__EXERCISE DESCRIPTION__
Find and copy lines holding "many".

__SUPPLIED RECORDS__
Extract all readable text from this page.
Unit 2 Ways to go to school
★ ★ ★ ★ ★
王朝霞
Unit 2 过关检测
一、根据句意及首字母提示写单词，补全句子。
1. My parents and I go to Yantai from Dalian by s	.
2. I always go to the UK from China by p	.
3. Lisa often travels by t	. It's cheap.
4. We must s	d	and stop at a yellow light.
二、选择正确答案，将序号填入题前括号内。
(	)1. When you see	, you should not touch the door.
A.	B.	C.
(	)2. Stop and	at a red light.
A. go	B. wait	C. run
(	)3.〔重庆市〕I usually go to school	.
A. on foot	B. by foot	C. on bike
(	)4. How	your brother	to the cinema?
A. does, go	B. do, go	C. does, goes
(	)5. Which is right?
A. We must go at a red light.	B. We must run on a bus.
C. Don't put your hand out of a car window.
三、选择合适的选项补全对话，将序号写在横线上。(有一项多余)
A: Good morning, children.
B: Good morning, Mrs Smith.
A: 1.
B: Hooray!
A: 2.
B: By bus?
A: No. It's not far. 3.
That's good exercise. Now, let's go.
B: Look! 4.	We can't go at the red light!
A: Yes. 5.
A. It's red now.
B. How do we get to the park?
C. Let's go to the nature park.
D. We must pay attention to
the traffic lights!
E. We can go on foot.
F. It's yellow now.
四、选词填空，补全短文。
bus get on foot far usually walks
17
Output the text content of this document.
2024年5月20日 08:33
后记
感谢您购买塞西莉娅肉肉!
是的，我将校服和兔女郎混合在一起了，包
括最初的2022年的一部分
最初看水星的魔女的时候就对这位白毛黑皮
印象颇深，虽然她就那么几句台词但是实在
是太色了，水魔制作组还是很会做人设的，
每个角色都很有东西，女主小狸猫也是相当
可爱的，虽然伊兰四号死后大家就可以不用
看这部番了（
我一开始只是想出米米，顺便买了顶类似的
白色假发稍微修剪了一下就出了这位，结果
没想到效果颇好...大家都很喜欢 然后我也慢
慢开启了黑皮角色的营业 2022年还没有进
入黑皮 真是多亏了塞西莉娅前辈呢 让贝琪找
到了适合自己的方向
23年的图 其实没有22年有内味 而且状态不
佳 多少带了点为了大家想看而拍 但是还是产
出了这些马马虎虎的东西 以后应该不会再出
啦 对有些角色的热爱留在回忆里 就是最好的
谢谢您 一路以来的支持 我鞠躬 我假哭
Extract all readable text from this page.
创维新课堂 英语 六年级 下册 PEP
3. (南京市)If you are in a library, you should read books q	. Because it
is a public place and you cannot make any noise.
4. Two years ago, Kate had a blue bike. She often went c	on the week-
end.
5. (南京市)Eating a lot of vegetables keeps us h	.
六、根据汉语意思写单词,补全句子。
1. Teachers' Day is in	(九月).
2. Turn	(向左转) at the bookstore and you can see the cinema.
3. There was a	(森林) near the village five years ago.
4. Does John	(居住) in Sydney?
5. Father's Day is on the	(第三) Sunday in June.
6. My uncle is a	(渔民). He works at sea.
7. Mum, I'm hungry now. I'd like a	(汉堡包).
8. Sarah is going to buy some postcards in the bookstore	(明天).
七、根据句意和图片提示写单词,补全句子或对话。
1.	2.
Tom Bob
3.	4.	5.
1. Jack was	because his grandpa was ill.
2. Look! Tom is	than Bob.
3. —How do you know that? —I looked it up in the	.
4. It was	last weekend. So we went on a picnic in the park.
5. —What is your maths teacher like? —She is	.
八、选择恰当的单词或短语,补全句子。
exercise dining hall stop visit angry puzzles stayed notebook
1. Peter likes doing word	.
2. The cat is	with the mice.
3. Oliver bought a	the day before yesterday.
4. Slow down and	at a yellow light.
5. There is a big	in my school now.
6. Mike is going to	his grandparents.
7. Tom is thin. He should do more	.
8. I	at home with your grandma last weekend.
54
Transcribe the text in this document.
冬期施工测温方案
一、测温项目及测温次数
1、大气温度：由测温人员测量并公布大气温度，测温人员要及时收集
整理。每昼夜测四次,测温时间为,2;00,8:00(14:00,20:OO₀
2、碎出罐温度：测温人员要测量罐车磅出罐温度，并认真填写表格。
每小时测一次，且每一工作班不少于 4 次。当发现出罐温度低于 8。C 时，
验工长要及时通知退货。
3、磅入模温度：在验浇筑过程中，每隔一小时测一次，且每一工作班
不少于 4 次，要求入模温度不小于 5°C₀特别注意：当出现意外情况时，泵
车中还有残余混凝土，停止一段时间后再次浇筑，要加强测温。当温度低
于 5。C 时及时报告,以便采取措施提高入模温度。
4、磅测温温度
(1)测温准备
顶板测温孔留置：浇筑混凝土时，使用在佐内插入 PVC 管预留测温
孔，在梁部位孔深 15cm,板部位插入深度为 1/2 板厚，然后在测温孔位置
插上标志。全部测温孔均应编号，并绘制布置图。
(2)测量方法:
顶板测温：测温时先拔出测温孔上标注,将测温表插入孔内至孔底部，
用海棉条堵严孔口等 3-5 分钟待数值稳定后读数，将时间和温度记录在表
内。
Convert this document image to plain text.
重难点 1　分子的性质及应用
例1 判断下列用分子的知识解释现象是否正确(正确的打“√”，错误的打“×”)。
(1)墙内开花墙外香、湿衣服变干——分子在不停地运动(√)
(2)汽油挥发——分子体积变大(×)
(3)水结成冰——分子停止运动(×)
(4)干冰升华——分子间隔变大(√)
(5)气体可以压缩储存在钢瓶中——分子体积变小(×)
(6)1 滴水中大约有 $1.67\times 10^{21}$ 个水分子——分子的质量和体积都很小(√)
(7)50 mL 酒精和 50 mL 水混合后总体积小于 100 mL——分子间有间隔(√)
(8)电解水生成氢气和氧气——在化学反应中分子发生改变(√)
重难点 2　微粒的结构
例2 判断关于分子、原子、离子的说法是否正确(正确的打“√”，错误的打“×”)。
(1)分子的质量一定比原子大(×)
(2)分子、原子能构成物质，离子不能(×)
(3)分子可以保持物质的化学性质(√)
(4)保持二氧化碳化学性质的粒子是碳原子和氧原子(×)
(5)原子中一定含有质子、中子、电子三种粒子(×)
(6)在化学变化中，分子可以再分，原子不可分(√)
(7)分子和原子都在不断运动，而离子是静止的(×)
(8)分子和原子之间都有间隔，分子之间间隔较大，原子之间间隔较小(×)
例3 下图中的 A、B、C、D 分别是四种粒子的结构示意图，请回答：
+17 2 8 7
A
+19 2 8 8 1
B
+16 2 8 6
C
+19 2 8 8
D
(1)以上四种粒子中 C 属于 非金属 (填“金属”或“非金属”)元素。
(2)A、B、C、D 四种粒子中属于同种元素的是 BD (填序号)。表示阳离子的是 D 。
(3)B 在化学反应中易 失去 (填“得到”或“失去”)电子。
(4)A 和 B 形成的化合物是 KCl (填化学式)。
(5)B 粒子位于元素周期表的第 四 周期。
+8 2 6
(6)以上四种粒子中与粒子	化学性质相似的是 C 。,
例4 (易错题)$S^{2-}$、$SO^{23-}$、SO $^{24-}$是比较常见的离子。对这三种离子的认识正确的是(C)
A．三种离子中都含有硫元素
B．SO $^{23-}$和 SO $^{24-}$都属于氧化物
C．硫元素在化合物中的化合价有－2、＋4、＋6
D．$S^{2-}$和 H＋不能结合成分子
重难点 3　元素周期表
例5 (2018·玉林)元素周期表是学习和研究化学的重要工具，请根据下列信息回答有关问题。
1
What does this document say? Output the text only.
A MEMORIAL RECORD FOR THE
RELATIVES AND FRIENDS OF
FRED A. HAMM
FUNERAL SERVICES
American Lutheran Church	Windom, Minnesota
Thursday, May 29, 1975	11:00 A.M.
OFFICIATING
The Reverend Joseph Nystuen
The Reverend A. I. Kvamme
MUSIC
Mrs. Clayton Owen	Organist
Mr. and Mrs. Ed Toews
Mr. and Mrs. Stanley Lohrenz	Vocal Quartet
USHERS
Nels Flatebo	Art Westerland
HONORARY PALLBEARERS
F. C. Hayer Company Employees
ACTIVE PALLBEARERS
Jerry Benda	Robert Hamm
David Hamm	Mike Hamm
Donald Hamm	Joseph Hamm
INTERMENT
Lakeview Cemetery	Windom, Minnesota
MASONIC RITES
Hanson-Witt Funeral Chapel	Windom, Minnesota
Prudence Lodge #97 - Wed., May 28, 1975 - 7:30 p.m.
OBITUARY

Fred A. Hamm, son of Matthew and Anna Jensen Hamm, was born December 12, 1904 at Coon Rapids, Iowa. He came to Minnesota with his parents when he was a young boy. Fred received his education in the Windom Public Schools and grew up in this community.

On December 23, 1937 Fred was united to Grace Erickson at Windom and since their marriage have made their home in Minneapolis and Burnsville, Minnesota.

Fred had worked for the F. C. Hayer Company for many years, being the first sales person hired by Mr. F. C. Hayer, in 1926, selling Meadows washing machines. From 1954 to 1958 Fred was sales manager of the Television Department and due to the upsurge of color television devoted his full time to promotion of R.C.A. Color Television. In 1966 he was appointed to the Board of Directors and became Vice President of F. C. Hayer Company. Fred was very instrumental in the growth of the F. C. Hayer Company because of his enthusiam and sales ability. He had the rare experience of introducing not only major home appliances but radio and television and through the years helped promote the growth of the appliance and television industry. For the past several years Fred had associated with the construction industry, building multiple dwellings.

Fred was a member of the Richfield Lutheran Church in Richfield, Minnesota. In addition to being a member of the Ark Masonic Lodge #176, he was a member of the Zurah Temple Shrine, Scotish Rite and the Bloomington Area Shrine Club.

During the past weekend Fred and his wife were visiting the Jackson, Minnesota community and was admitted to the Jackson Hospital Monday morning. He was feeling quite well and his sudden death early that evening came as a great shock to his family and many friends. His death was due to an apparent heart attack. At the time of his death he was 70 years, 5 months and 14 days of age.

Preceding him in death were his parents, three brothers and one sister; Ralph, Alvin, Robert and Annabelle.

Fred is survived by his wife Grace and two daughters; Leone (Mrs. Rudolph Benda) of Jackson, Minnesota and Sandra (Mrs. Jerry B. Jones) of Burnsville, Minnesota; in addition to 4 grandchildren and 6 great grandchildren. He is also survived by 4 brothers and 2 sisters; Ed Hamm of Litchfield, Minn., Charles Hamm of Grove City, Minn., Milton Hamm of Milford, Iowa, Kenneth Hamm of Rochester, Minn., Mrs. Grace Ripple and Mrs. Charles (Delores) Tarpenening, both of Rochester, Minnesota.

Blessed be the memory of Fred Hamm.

__FINISHED TASK__
Fred had worked for the F. C. Hayer Company for many years, being the first sales person hired by Mr. F. C. Hayer, in 1926, selling Meadows washing machines. From 1954 to 1958 Fred was sales manager of the Television Department and due to the upsurge of color television devoted his full time to promotion of R.C.A. Color Television. In 1966 he was appointed to the Board of Directors and became Vice President of F. C. Hayer Company. Fred was very instrumental in the growth of the F. C. Hayer Company because of his enthusiam and sales ability. He had the rare experience of introducing not only major home appliances but radio and television and through the years helped promote the growth of the appliance and television industry. For the past several years Fred had associated with the construction industry, building multiple dwellings.
During the past weekend Fred and his wife were visiting the Jackson, Minnesota community and was admitted to the Jackson Hospital Monday morning. He was feeling quite well and his sudden death early that evening came as a great shock to his family and many friends. His death was due to an apparent heart attack. At the time of his death he was 70 years, 5 months and 14 days of age.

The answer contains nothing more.